◆ **Your instructions**:
List every line in this data where the string "каналів" occurs.

◆ **Material**:
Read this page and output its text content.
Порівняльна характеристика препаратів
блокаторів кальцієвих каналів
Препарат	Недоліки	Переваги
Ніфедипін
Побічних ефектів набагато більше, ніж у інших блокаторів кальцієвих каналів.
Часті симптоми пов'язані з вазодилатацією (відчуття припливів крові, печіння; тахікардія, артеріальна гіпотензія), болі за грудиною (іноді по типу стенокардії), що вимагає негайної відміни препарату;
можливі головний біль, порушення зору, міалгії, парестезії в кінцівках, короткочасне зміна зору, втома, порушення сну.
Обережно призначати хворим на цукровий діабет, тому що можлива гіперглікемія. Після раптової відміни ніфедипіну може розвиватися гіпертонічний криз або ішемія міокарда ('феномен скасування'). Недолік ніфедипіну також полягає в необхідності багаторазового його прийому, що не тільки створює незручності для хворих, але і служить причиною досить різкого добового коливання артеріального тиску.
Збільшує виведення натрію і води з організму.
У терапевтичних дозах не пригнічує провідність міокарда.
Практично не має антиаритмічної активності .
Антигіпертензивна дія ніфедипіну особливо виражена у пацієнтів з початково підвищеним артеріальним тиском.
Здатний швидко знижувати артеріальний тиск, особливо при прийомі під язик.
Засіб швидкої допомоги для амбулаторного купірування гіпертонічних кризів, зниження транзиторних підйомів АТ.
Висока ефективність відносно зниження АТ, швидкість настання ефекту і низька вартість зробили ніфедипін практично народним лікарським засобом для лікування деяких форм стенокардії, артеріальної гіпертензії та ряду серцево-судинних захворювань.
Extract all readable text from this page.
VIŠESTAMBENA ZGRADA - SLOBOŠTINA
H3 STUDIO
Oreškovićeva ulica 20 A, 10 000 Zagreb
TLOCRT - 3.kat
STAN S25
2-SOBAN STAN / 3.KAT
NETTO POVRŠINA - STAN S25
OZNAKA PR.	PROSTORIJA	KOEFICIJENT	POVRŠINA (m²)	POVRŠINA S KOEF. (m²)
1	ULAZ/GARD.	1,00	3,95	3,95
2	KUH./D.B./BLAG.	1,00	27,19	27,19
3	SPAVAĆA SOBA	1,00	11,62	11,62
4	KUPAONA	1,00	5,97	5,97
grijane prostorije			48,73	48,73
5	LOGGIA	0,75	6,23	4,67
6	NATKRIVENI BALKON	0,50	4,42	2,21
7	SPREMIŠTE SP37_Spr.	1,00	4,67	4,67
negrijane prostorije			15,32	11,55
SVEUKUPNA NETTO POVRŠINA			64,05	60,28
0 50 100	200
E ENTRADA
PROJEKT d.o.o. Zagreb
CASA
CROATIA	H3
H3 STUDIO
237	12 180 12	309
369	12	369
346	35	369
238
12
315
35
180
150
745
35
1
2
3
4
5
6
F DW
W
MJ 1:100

◆ **Written solution**:
блокаторів кальцієвих каналів
Побічних ефектів набагато більше, ніж у інших блокаторів кальцієвих каналів.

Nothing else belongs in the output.